(Figure record extracts)
** START **

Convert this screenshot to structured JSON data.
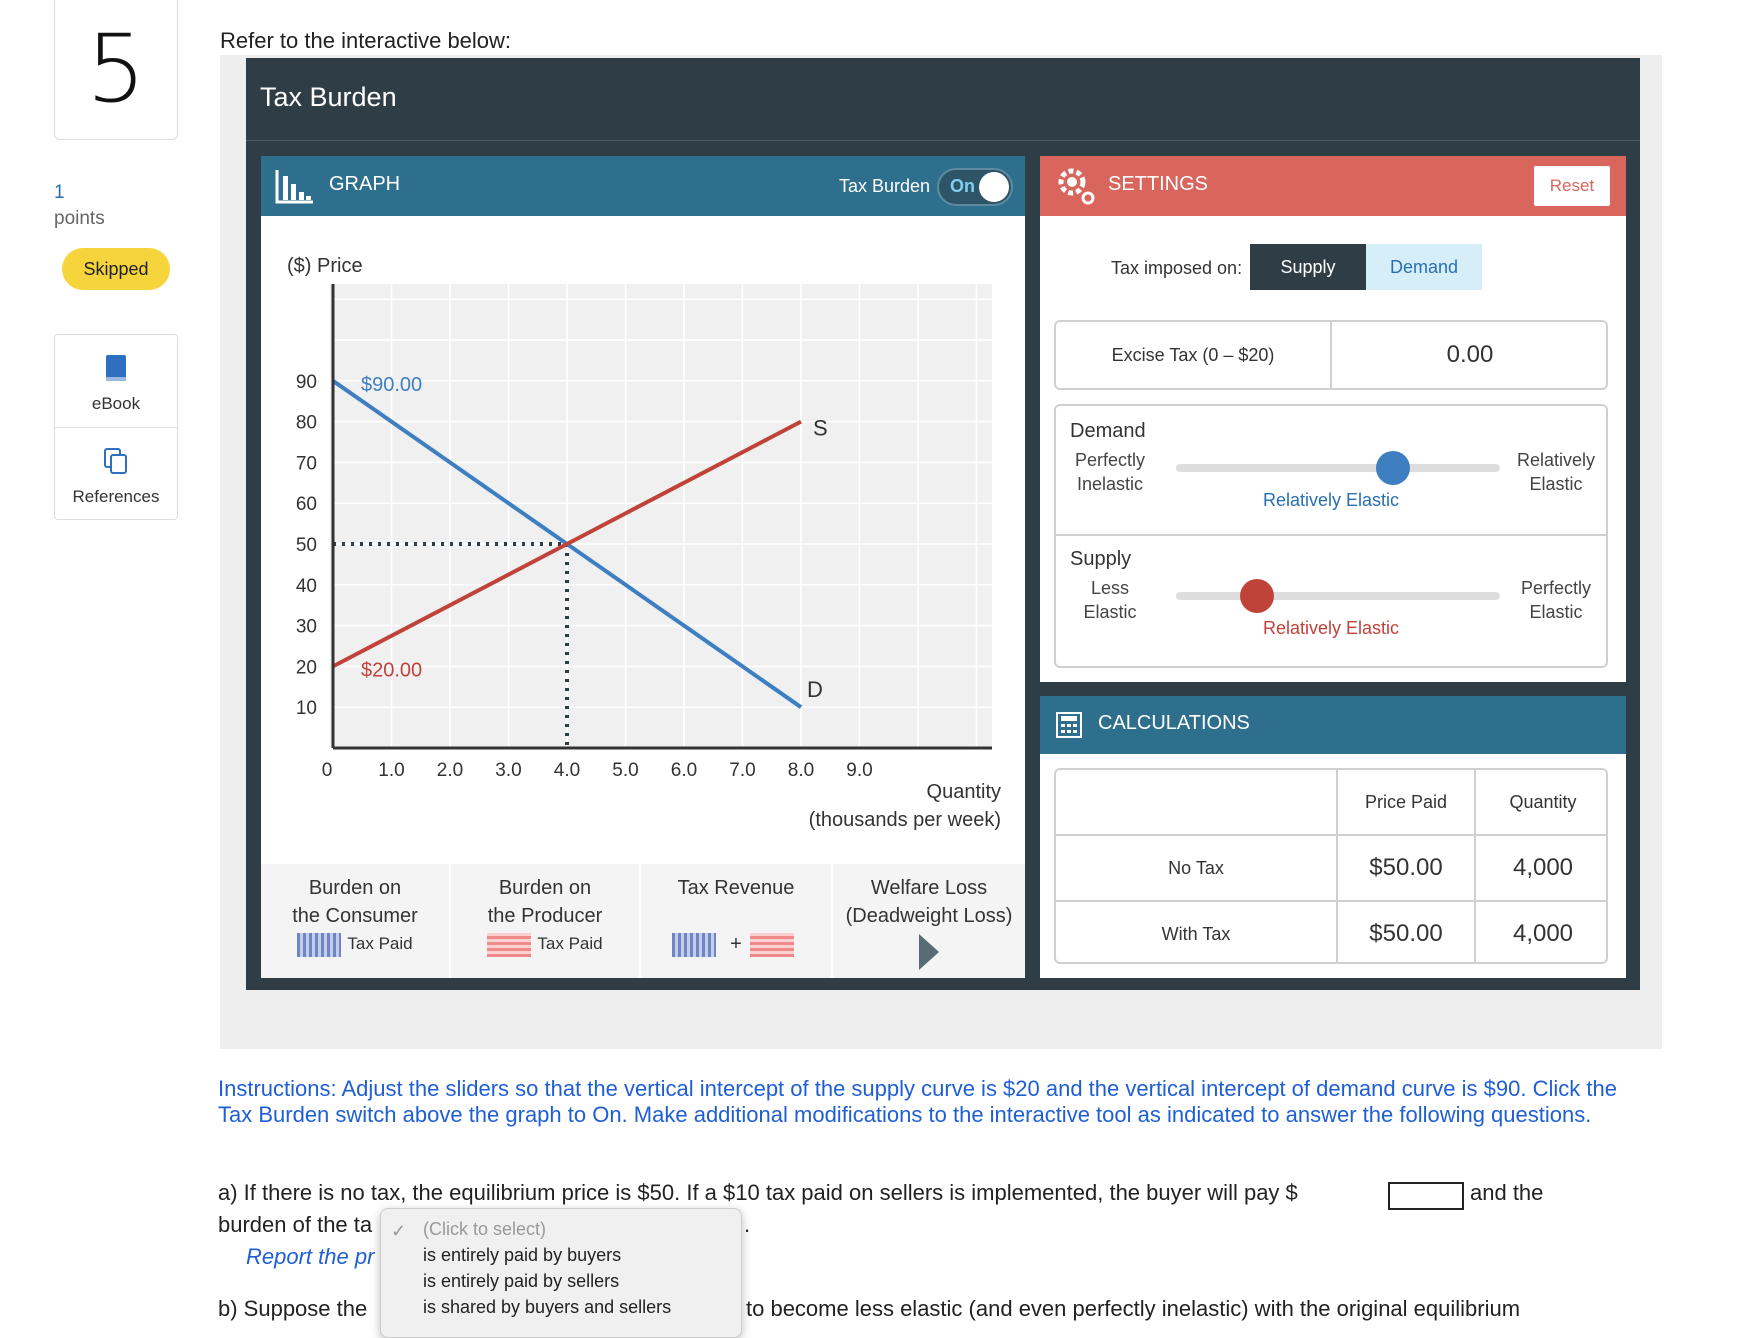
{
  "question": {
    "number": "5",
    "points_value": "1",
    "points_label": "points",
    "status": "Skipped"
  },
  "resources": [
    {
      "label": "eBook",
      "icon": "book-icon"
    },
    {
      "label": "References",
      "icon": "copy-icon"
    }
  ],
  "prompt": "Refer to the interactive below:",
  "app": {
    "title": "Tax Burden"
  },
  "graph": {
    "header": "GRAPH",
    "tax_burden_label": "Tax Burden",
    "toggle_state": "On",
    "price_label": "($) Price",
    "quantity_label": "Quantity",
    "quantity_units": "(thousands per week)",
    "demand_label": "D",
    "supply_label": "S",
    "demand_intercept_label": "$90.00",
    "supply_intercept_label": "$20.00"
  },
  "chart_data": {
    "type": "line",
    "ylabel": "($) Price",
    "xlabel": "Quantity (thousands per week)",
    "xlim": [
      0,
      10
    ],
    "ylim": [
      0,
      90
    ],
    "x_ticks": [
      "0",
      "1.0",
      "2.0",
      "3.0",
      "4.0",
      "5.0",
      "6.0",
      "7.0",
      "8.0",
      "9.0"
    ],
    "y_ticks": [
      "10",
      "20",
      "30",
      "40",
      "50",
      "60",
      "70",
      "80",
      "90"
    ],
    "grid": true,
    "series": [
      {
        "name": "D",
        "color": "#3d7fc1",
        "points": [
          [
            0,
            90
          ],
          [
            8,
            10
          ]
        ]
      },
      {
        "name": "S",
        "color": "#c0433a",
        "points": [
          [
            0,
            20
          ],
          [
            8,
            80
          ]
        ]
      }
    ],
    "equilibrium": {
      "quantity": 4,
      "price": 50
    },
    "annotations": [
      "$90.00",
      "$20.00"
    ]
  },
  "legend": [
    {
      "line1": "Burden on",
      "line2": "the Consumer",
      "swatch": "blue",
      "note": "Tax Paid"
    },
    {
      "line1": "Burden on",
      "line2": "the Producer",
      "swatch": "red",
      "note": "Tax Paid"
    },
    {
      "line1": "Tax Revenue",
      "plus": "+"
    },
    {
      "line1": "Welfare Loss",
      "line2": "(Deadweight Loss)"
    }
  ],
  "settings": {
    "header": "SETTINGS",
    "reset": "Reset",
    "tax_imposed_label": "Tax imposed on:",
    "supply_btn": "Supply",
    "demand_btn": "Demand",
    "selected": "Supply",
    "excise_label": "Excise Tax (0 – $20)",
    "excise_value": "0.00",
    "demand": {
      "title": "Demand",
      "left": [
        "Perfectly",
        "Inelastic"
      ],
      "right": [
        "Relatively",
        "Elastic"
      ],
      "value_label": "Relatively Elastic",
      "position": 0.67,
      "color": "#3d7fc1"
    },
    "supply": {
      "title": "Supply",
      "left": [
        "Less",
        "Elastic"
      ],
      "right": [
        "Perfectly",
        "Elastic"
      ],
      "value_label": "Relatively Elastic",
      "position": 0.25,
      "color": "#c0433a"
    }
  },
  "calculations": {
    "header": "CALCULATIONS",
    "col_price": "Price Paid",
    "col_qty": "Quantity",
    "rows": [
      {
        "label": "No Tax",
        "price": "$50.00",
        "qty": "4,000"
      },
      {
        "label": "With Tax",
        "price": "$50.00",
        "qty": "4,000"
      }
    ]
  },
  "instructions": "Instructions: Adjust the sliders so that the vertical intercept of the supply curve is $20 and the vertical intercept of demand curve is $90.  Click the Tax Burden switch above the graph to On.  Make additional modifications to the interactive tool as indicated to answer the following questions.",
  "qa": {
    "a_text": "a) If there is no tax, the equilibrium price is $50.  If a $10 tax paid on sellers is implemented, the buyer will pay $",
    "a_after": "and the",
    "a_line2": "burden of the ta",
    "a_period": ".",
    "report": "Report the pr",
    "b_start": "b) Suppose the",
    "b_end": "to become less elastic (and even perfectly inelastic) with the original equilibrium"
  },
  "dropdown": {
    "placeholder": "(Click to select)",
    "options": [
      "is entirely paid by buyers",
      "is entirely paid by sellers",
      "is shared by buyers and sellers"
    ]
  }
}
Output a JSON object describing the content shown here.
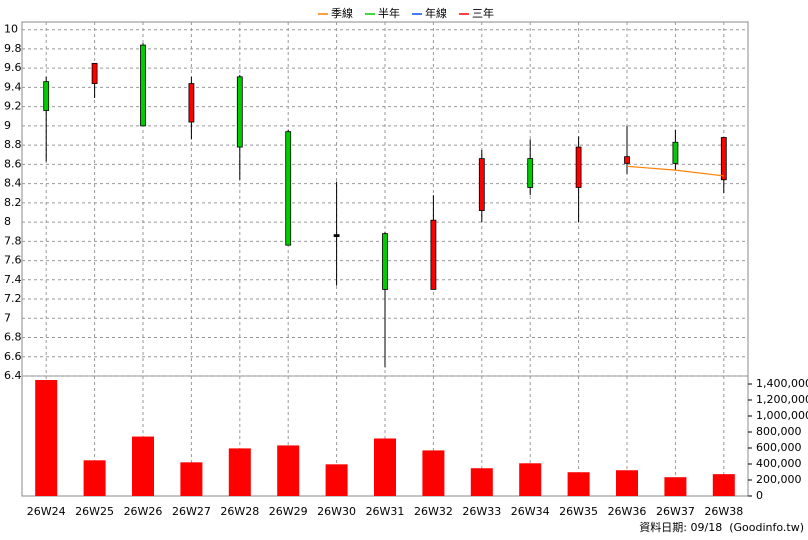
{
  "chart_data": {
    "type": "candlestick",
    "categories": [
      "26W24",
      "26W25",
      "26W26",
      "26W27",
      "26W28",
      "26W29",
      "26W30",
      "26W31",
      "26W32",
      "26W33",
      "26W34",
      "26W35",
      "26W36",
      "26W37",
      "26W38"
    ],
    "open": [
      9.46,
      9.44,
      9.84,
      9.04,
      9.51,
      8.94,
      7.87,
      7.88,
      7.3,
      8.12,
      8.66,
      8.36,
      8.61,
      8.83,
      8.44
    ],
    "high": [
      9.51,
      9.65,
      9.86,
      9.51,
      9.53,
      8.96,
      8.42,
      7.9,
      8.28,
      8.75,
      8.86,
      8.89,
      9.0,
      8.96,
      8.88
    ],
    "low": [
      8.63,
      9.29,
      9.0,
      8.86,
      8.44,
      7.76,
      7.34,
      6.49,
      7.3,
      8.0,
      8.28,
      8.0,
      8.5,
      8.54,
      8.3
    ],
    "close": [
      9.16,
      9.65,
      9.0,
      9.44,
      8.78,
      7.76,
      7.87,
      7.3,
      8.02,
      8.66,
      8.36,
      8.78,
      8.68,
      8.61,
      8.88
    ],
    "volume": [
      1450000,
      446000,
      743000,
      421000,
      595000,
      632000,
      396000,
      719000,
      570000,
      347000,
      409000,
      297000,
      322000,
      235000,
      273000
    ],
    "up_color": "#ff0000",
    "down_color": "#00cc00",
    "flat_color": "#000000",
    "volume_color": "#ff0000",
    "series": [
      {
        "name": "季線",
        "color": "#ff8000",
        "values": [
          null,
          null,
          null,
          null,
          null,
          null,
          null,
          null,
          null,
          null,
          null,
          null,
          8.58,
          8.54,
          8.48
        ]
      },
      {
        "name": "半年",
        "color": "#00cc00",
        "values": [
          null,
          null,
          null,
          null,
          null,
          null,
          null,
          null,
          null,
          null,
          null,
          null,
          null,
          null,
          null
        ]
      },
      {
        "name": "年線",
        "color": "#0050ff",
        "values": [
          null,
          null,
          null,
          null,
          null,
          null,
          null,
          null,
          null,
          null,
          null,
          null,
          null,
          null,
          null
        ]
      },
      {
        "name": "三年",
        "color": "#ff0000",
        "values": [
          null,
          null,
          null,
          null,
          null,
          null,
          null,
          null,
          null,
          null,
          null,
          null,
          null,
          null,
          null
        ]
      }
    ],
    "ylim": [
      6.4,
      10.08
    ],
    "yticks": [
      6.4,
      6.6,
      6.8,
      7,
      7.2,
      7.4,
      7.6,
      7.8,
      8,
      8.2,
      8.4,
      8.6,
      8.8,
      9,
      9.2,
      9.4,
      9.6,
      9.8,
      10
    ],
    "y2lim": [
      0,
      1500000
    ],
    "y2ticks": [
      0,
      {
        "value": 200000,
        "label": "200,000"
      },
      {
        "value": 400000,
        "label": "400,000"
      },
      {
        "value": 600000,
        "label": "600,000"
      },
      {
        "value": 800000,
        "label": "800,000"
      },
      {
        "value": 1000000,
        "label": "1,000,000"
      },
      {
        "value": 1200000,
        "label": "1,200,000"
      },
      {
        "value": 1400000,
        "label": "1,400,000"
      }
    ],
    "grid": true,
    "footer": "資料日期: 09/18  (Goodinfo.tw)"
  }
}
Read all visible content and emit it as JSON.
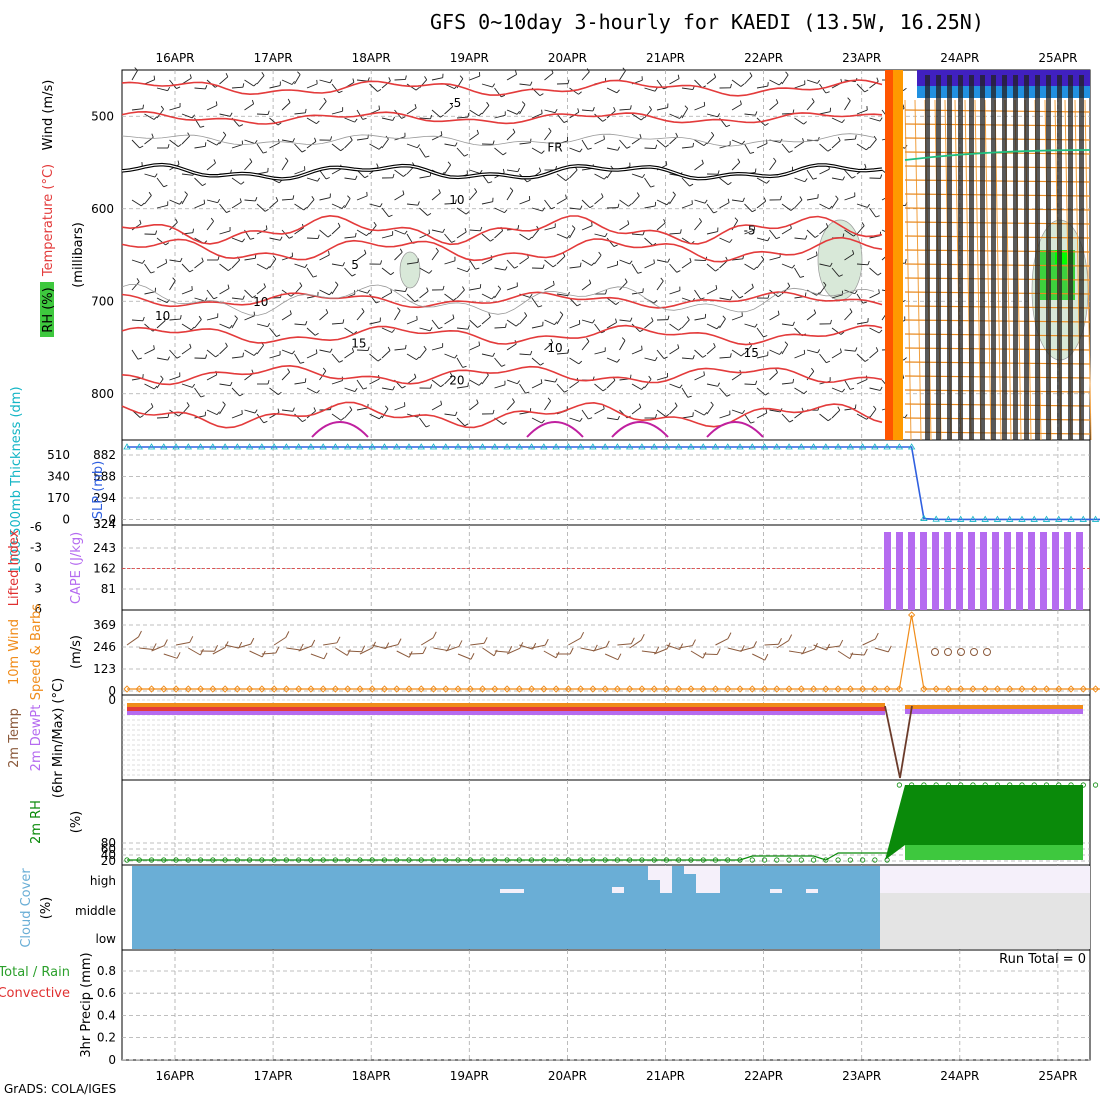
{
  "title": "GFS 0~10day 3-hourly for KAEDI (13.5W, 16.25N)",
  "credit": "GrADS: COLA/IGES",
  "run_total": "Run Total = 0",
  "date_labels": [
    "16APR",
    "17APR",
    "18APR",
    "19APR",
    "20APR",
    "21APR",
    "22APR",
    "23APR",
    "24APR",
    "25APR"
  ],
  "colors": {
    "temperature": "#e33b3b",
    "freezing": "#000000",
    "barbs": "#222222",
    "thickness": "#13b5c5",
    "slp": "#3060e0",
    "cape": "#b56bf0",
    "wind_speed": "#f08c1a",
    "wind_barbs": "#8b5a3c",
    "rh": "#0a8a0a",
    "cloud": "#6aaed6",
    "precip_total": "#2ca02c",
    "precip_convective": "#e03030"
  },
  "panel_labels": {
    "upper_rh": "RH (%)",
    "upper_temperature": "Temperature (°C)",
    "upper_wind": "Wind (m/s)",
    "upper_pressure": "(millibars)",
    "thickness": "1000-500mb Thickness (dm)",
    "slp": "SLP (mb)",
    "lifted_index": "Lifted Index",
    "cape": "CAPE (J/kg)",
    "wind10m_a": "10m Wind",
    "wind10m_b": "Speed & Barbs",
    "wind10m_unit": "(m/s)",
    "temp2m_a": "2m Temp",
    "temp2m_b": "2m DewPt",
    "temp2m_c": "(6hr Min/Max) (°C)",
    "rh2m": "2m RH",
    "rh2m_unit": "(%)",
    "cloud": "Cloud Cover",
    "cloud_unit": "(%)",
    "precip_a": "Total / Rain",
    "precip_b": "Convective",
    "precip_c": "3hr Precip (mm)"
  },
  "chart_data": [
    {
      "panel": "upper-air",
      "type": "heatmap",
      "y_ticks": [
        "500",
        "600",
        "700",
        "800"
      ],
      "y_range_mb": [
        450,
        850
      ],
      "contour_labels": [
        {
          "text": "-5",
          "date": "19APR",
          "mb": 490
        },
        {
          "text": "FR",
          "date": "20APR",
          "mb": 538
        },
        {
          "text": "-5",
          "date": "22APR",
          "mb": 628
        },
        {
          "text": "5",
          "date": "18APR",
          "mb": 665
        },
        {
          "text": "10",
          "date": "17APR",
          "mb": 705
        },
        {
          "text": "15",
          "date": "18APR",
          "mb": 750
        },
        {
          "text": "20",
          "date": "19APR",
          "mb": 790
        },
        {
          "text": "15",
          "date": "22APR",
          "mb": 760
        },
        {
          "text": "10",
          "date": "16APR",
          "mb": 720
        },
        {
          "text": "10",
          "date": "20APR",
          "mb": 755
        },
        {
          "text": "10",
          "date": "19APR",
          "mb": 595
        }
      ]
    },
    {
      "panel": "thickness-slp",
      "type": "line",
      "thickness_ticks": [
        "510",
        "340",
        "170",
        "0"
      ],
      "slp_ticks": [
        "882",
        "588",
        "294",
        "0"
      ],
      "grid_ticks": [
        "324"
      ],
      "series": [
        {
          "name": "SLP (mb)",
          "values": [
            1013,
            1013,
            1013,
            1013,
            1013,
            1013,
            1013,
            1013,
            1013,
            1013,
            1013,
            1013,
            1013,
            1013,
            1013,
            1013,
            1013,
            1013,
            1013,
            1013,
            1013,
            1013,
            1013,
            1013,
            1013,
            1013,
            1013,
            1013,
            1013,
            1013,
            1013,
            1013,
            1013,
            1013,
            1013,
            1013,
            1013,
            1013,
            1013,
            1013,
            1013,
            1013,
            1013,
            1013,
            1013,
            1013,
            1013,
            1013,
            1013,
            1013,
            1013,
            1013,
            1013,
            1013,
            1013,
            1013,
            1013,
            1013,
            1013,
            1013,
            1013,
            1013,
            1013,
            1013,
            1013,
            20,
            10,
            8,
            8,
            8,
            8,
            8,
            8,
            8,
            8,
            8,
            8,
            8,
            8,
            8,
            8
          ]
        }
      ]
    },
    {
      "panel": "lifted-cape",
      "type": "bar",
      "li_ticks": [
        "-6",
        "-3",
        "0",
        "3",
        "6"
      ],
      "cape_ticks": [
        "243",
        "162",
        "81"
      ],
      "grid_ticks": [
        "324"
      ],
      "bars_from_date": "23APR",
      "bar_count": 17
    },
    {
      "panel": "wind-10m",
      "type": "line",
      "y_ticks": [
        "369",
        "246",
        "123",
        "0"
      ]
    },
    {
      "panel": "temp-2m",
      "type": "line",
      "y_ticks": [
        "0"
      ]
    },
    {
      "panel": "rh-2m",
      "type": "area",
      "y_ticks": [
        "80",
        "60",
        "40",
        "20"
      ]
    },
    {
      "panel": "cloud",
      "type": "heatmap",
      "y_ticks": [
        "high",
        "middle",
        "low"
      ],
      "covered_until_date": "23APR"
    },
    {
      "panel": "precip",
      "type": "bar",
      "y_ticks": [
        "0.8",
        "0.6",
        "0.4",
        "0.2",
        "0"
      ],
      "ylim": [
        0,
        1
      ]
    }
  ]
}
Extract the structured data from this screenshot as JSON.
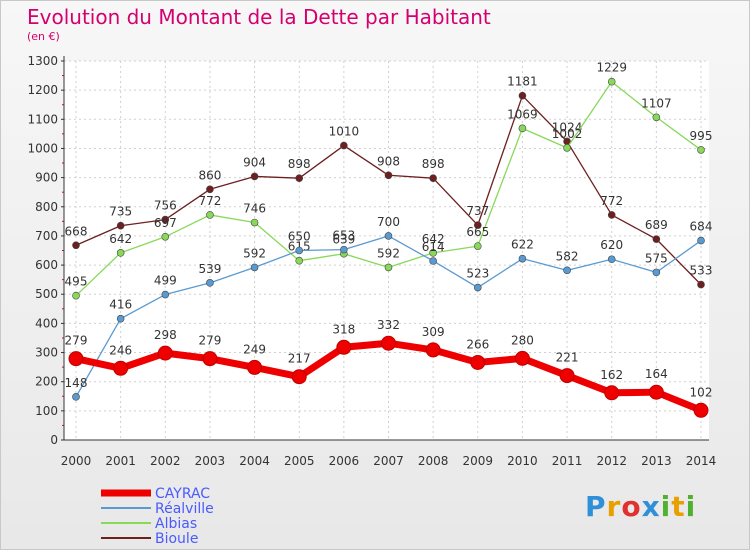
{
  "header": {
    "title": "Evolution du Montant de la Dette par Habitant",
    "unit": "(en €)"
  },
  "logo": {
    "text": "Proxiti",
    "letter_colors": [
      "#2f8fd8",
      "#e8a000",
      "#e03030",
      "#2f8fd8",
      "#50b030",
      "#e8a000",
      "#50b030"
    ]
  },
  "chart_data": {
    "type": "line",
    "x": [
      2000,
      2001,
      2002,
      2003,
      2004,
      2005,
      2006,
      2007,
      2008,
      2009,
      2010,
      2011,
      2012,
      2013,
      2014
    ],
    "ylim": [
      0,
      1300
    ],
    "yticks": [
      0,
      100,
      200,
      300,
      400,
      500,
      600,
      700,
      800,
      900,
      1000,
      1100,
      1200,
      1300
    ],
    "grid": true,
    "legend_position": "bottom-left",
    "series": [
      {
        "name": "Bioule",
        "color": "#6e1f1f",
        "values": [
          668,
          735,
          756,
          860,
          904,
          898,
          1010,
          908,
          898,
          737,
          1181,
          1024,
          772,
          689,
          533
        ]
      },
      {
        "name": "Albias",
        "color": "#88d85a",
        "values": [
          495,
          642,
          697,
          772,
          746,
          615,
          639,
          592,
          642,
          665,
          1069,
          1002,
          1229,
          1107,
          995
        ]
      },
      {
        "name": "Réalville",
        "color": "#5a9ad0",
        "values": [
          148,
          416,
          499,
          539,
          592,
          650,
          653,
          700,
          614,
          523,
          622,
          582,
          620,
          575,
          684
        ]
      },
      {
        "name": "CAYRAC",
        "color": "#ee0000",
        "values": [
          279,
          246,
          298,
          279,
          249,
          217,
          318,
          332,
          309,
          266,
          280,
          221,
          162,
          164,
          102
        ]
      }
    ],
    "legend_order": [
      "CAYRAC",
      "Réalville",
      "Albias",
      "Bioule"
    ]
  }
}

** END **

▶ _GIVEN TASK_: Scan the listing above. Collect all lines with the word "week".

▶ _RIGHT ANSWER_:
    "quantity_units": "(thousands per week)",
    "xlabel": "Quantity (thousands per week)",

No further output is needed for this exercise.